## REQUIRED TASK
Copy out all lines in the data below containing the string "excel".

==== MATERIAL SHOWN ====

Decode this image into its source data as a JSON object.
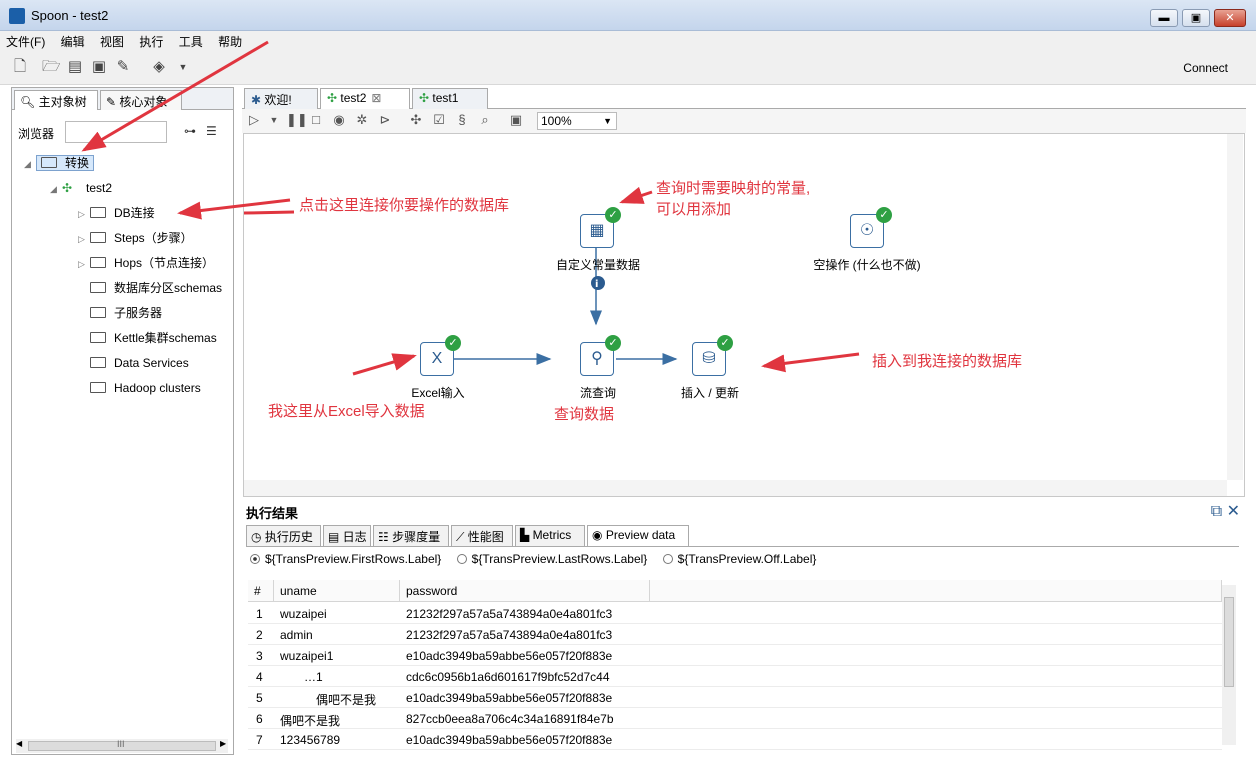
{
  "window": {
    "title": "Spoon - test2",
    "min": "▬",
    "max": "▣",
    "close": "✕"
  },
  "menu": [
    "文件(F)",
    "编辑",
    "视图",
    "执行",
    "工具",
    "帮助"
  ],
  "toolbar": {
    "connect_label": "Connect"
  },
  "left": {
    "tabs": [
      "主对象树",
      "核心对象"
    ],
    "browser_label": "浏览器",
    "root": "转换",
    "transform": "test2",
    "items": [
      "DB连接",
      "Steps（步骤）",
      "Hops（节点连接）",
      "数据库分区schemas",
      "子服务器",
      "Kettle集群schemas",
      "Data Services",
      "Hadoop clusters"
    ],
    "hscroll_mark": "III"
  },
  "tabs": [
    "欢迎!",
    "test2",
    "test1"
  ],
  "zoom": "100%",
  "canvas": {
    "steps": {
      "const": "自定义常量数据",
      "dummy": "空操作 (什么也不做)",
      "excel": "Excel输入",
      "lookup": "流查询",
      "insert": "插入 / 更新"
    },
    "annotations": {
      "db": "点击这里连接你要操作的数据库",
      "const_1": "查询时需要映射的常量,",
      "const_2": "可以用添加",
      "insert": "插入到我连接的数据库",
      "excel": "我这里从Excel导入数据",
      "lookup": "查询数据"
    }
  },
  "results": {
    "title": "执行结果",
    "tabs": [
      "执行历史",
      "日志",
      "步骤度量",
      "性能图",
      "Metrics",
      "Preview data"
    ],
    "radios": [
      "${TransPreview.FirstRows.Label}",
      "${TransPreview.LastRows.Label}",
      "${TransPreview.Off.Label}"
    ],
    "columns": [
      "#",
      "uname",
      "password"
    ],
    "rows": [
      {
        "n": "1",
        "uname": "wuzaipei",
        "password": "21232f297a57a5a743894a0e4a801fc3"
      },
      {
        "n": "2",
        "uname": "admin",
        "password": "21232f297a57a5a743894a0e4a801fc3"
      },
      {
        "n": "3",
        "uname": "wuzaipei1",
        "password": "e10adc3949ba59abbe56e057f20f883e"
      },
      {
        "n": "4",
        "uname": "…1",
        "password": "cdc6c0956b1a6d601617f9bfc52d7c44"
      },
      {
        "n": "5",
        "uname": "偶吧不是我",
        "password": "e10adc3949ba59abbe56e057f20f883e"
      },
      {
        "n": "6",
        "uname": "偶吧不是我",
        "password": "827ccb0eea8a706c4c34a16891f84e7b"
      },
      {
        "n": "7",
        "uname": "123456789",
        "password": "e10adc3949ba59abbe56e057f20f883e"
      }
    ]
  },
  "colors": {
    "accent": "#2b5b8f",
    "ok": "#2ea043",
    "annotation": "#e0353f"
  }
}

====

## FINISHED ANSWER
      "excel": "Excel输入",
      "excel": "我这里从Excel导入数据",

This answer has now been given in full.